STATED GOAL >> Give the total number of lines with the word "avec" in them, and no other words.

(Data records)
______________________________

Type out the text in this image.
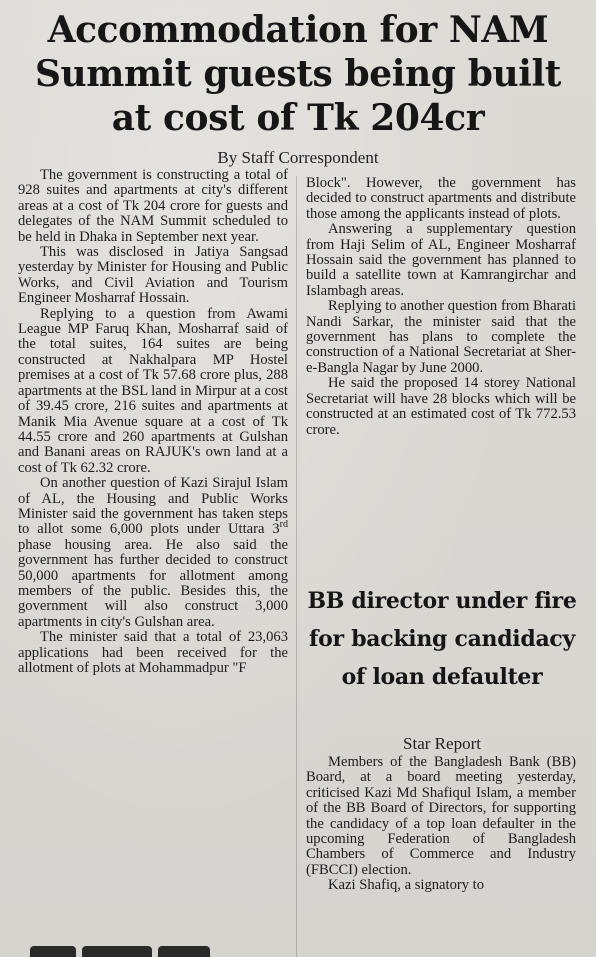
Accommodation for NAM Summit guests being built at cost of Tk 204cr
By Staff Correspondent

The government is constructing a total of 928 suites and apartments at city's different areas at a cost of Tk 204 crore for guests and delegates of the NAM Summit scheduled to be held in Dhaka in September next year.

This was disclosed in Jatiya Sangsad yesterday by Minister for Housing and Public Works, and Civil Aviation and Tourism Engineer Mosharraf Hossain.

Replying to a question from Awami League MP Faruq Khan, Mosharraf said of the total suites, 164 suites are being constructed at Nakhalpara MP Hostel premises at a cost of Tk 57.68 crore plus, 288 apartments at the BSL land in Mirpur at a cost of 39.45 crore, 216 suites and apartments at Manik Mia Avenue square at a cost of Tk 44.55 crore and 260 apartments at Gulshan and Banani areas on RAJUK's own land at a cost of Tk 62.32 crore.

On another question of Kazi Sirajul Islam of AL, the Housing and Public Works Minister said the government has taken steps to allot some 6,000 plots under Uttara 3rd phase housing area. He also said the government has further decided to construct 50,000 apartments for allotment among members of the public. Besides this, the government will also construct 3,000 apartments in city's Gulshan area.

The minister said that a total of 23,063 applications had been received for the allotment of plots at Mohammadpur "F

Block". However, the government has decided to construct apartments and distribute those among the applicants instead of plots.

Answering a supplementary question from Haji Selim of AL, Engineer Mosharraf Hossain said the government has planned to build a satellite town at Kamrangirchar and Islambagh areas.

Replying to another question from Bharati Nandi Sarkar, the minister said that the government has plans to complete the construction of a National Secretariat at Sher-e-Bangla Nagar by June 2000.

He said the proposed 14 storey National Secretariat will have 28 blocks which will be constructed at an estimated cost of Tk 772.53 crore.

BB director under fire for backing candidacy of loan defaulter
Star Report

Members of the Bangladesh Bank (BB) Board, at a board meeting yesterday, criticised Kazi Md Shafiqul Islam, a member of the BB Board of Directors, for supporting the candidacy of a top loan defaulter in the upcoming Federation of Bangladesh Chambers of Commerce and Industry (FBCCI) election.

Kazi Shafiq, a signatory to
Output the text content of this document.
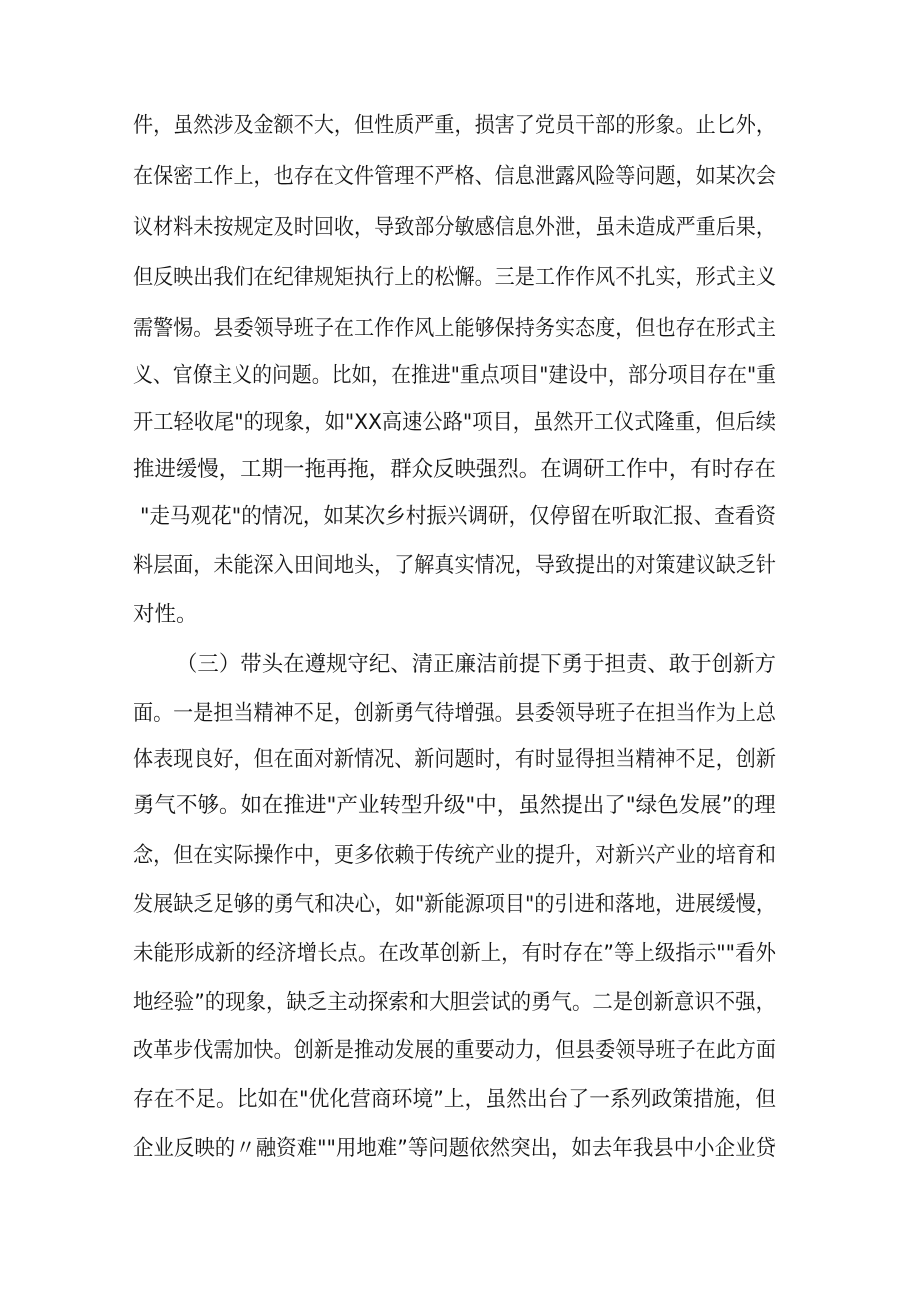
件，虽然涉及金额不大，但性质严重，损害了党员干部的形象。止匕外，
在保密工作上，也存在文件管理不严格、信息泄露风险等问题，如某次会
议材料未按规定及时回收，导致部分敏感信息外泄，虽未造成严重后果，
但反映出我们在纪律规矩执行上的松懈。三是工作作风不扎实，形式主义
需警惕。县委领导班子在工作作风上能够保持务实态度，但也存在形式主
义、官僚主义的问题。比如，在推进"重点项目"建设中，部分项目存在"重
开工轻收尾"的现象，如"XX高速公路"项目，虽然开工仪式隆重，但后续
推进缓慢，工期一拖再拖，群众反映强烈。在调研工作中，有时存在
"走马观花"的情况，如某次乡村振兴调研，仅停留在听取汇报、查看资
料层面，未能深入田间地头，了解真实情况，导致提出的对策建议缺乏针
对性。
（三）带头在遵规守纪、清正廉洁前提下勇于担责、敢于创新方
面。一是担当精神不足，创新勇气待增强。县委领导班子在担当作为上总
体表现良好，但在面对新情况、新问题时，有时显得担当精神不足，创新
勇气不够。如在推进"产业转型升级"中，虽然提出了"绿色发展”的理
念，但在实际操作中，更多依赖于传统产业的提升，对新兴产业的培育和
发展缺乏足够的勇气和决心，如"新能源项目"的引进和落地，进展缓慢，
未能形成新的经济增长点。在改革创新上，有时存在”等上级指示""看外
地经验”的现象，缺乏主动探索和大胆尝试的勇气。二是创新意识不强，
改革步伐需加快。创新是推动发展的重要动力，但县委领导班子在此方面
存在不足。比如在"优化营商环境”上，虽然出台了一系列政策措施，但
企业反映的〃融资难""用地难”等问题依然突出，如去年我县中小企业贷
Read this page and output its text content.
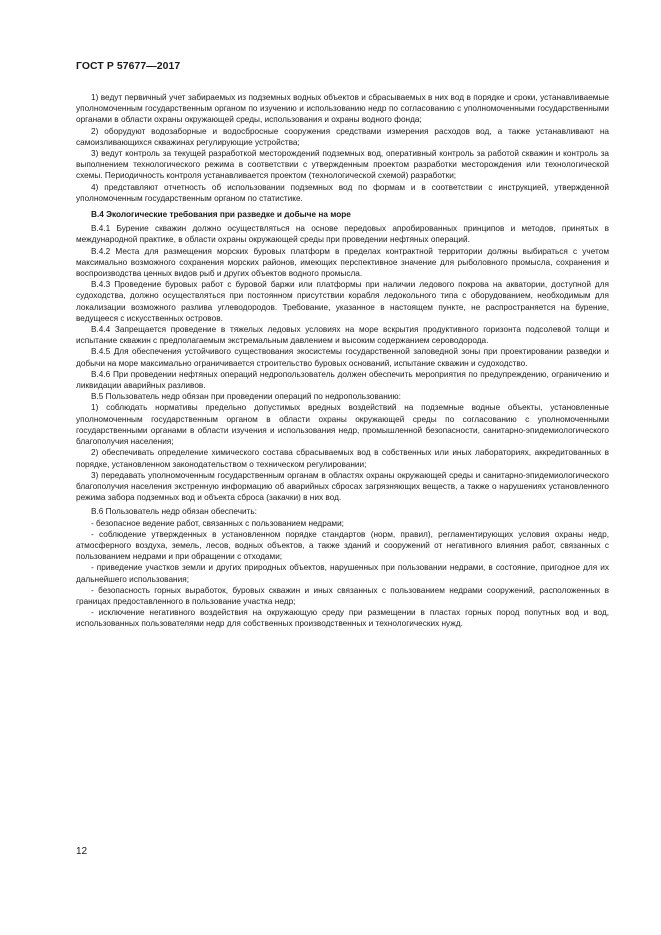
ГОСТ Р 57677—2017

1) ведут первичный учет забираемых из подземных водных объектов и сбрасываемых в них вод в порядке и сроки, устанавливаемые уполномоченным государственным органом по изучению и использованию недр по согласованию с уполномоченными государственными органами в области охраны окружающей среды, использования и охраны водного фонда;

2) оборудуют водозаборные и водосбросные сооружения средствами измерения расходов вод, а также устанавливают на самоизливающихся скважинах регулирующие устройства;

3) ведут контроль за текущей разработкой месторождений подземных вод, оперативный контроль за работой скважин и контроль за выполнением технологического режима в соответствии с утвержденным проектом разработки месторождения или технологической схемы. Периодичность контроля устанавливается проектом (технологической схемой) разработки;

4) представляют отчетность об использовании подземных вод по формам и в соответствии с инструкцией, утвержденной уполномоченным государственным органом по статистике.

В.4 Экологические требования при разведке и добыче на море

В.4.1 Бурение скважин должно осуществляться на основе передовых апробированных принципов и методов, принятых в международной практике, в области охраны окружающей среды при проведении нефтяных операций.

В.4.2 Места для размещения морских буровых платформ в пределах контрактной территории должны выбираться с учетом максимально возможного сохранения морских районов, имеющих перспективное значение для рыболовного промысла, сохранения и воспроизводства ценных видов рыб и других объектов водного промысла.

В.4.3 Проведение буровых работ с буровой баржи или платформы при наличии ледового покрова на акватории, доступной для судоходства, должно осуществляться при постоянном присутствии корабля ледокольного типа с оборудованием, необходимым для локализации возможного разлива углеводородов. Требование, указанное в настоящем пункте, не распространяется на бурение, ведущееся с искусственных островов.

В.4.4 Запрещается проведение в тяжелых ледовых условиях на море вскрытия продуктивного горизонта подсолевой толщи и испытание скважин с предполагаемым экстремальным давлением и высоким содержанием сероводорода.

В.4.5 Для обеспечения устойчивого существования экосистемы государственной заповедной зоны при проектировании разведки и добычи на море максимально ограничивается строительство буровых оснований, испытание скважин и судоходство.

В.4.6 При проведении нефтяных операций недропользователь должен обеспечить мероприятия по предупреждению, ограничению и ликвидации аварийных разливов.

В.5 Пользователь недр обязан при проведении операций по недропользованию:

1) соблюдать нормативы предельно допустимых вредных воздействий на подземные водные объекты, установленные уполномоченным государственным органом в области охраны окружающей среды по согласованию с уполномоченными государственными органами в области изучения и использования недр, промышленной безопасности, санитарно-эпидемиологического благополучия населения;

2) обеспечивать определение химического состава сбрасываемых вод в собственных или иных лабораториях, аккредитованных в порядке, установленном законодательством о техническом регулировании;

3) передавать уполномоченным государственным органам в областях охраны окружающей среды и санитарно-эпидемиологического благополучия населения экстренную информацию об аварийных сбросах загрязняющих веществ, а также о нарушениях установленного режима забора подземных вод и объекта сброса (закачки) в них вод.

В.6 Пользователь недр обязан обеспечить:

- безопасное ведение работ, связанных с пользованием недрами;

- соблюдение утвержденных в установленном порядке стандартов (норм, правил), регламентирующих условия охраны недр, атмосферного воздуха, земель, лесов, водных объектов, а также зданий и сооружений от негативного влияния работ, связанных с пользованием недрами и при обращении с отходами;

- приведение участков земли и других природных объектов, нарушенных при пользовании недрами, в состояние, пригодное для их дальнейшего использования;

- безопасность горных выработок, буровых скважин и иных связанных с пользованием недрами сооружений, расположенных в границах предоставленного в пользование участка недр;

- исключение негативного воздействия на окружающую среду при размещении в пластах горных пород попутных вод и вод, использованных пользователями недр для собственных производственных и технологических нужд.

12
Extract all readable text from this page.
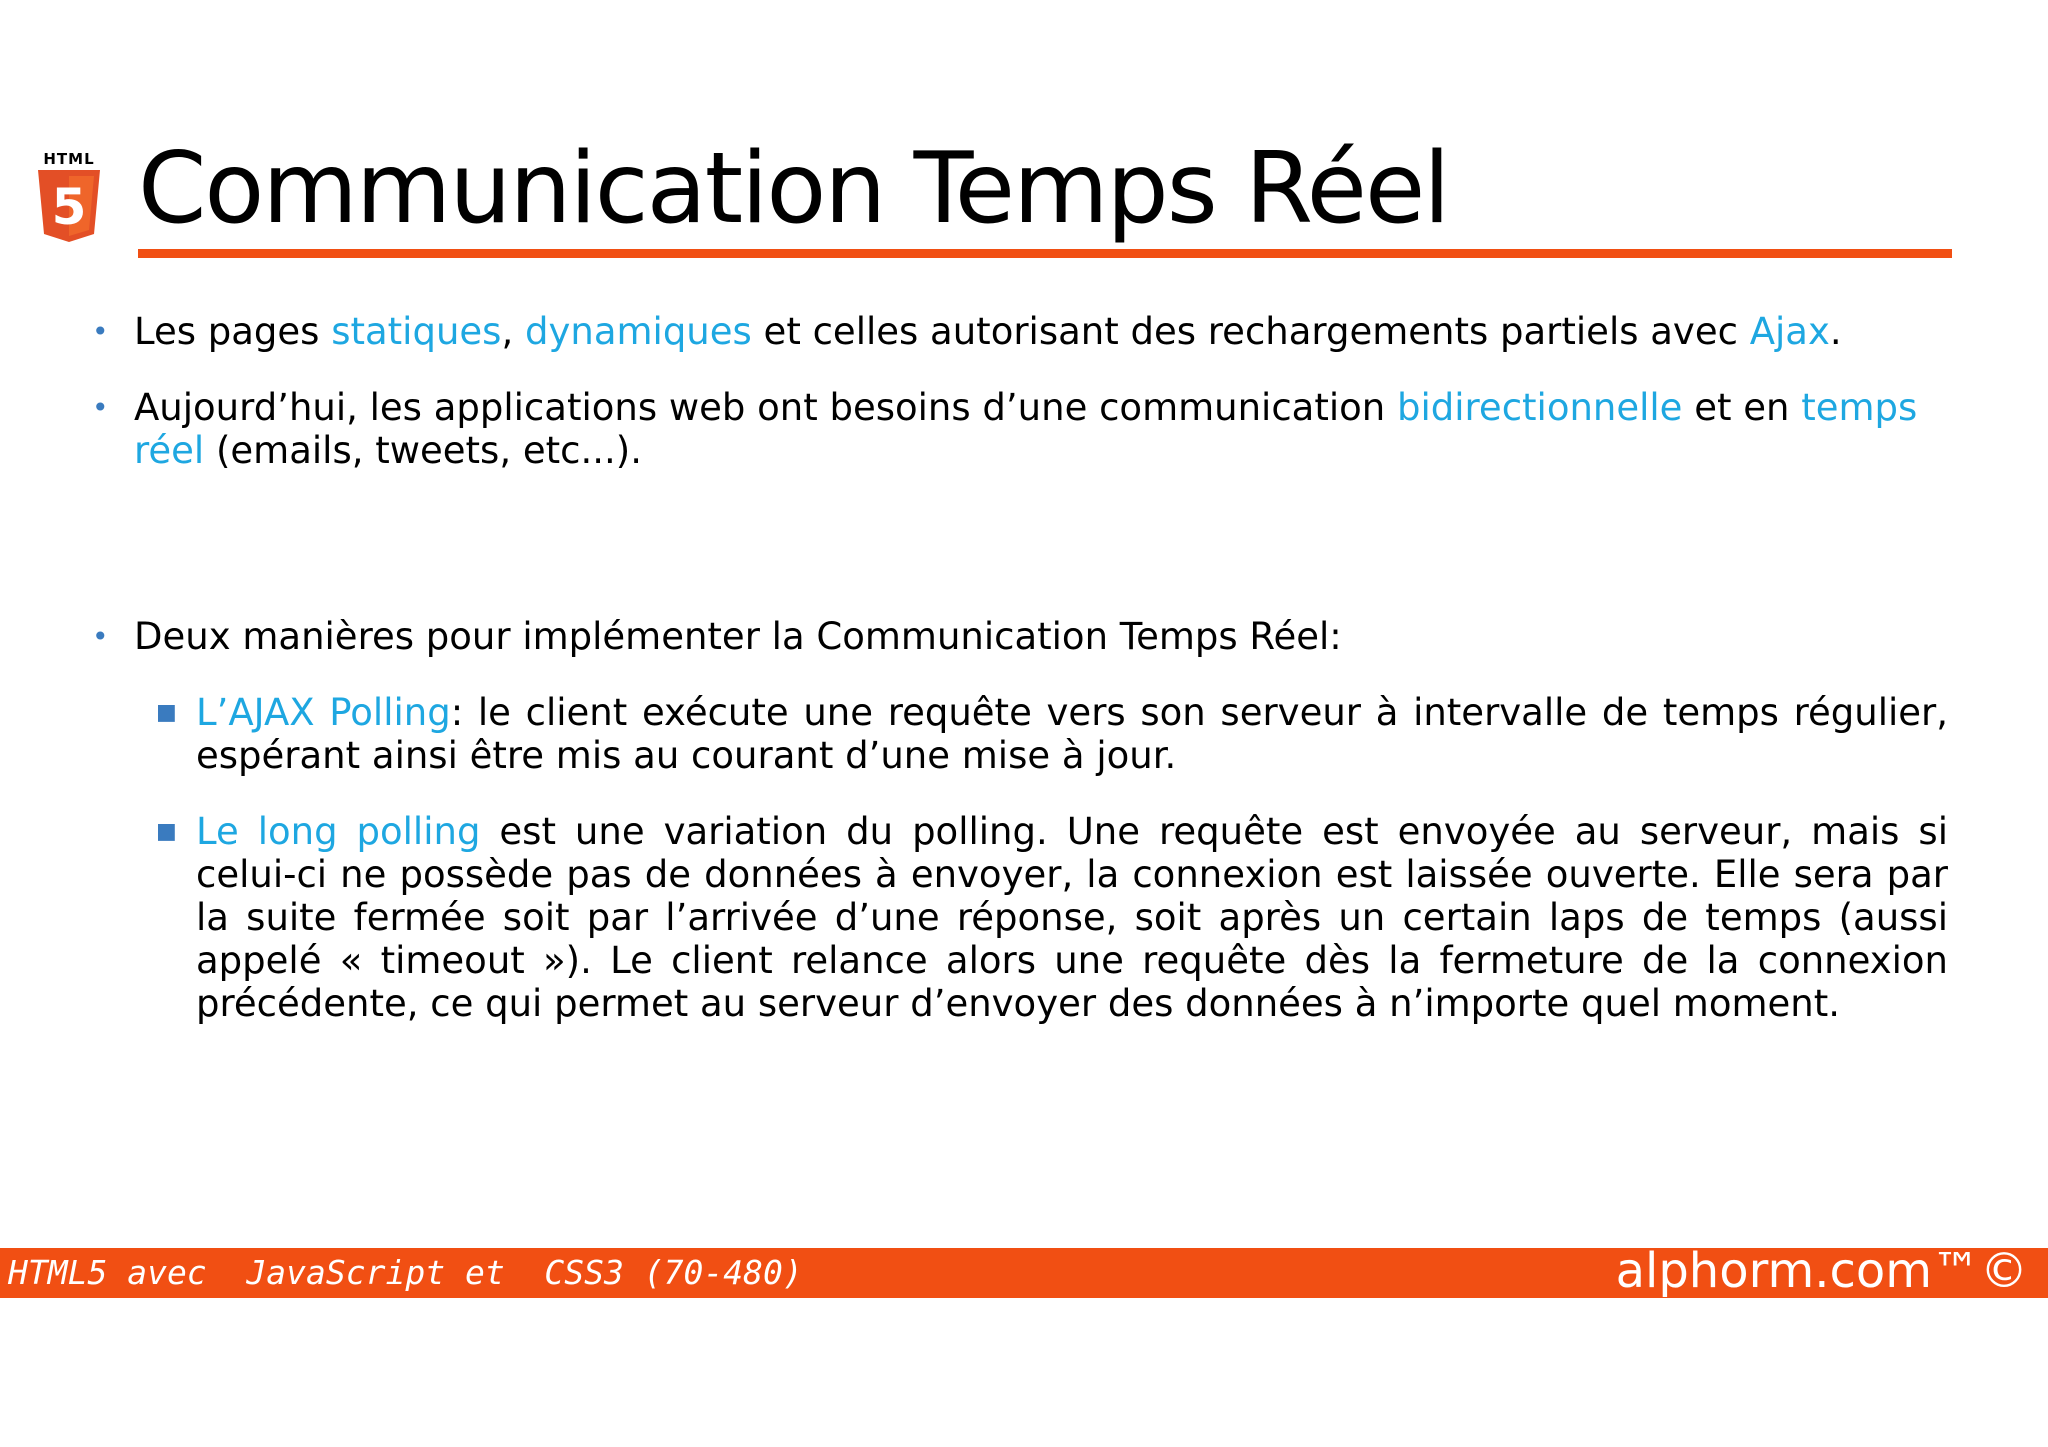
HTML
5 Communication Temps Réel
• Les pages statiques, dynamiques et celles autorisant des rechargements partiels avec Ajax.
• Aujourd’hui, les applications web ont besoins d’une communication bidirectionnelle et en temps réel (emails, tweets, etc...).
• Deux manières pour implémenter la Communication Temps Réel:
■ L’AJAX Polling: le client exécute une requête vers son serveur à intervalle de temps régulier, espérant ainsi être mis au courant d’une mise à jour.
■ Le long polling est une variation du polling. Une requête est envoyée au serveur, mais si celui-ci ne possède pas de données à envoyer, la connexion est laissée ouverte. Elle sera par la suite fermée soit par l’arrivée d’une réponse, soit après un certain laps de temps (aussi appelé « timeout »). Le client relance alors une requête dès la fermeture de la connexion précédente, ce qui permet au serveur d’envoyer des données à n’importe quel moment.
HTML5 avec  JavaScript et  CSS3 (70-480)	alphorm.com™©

______________________________

WRITTEN SOLUTION >> 2